Short exercise:
Report all lines holding "ffffff".

(Records from a collection)
= = = =
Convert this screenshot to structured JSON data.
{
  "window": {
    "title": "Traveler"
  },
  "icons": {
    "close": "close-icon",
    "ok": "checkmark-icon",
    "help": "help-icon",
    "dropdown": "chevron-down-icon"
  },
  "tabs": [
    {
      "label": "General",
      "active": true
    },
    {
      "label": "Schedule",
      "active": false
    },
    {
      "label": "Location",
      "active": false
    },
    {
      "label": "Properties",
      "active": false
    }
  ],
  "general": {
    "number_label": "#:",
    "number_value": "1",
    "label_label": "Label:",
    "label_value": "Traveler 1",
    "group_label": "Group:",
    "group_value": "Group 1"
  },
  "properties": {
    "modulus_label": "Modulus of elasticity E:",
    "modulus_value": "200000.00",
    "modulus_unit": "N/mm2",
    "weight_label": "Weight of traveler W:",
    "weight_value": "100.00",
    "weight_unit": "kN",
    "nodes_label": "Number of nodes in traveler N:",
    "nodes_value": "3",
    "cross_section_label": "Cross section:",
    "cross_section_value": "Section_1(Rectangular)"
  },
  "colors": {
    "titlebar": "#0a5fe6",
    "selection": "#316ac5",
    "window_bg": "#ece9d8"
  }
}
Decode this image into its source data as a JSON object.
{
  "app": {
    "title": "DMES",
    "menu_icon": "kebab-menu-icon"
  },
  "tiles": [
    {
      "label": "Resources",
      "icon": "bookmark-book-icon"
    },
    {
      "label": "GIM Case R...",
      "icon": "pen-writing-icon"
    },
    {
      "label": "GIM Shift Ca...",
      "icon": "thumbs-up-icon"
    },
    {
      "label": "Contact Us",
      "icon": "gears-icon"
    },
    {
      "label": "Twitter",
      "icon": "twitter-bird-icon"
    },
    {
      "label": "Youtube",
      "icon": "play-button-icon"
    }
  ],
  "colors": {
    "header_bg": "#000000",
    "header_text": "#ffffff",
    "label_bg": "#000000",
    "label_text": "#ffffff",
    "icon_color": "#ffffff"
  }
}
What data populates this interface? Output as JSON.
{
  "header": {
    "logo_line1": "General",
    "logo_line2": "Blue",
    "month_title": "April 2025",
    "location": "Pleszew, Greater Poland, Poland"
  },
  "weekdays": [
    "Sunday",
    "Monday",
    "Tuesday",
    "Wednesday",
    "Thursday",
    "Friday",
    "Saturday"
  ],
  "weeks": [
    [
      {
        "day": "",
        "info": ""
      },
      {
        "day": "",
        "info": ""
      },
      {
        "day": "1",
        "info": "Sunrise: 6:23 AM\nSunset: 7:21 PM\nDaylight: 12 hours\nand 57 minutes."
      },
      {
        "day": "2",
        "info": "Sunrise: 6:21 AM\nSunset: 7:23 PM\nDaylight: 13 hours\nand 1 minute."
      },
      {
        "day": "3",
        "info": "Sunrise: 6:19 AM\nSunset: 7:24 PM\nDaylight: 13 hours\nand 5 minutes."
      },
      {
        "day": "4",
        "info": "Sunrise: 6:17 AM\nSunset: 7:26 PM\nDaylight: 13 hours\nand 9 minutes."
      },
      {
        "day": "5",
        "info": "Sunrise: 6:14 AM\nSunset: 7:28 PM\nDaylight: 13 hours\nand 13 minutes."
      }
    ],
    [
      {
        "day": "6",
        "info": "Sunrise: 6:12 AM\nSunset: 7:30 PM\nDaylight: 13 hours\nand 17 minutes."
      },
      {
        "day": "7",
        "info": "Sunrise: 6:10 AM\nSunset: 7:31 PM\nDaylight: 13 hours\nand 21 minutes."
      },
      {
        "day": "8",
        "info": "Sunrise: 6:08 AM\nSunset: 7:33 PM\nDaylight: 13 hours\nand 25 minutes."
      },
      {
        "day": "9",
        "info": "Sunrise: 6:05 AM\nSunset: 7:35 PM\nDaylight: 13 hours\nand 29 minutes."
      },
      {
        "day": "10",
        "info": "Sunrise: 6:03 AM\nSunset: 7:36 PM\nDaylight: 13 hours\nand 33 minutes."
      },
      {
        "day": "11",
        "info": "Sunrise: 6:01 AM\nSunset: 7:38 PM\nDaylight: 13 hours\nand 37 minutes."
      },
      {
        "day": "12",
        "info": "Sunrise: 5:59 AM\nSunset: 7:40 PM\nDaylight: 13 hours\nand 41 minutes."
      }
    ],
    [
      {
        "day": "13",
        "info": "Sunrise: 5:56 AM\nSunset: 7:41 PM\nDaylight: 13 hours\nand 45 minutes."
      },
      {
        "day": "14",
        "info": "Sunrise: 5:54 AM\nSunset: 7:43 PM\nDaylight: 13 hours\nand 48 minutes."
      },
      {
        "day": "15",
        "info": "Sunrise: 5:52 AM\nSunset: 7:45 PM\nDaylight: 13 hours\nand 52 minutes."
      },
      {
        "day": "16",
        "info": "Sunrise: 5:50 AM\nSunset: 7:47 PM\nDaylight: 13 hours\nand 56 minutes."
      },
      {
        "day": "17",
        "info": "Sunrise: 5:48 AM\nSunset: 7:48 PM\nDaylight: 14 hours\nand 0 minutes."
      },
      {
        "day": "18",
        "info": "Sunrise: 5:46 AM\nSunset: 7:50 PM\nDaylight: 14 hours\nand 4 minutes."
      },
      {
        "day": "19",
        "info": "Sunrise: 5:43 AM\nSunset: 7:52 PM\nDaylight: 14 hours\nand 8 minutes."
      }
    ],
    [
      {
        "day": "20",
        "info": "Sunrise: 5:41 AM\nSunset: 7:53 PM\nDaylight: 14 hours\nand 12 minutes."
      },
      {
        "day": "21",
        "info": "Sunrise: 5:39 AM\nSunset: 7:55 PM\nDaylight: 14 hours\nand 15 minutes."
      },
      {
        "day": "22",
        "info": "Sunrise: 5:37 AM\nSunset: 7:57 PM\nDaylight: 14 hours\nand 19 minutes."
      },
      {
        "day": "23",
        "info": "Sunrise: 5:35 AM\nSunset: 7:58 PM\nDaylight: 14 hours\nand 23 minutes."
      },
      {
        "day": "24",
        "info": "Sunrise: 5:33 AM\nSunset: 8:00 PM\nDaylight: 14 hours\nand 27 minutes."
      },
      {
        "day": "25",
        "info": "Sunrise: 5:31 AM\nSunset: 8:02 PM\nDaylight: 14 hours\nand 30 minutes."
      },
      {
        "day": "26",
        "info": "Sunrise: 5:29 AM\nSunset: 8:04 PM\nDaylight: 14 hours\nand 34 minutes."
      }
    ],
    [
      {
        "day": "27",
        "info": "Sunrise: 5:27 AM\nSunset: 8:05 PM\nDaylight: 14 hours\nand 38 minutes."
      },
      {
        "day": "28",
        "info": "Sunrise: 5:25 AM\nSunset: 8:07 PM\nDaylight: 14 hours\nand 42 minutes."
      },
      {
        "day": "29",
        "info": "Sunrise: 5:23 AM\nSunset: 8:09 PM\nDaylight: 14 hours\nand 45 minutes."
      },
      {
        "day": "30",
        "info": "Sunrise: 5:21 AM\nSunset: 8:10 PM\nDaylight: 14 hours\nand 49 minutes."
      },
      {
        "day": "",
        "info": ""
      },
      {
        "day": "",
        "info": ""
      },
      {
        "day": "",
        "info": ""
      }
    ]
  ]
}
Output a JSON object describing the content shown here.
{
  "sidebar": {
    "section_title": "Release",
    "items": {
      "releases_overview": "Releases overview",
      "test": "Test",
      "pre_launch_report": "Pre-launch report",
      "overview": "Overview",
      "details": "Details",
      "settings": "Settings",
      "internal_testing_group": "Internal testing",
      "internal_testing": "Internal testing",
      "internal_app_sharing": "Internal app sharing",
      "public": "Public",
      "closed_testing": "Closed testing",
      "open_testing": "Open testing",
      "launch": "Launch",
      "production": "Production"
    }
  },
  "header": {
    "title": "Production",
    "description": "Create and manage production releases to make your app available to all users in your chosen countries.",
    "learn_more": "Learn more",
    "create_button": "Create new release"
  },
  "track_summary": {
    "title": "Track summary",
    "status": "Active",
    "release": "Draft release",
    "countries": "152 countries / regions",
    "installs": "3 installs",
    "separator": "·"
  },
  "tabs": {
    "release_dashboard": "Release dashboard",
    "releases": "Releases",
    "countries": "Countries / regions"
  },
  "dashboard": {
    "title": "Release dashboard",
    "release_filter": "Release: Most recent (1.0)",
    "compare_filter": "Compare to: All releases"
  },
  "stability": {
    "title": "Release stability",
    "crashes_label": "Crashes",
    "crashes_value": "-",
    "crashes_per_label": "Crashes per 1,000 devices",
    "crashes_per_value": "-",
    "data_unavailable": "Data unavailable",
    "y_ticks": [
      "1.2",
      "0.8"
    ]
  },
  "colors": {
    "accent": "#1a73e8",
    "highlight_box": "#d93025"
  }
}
= = = =
Written answer:
    "header_text": "#ffffff",
    "label_text": "#ffffff",
    "icon_color": "#ffffff"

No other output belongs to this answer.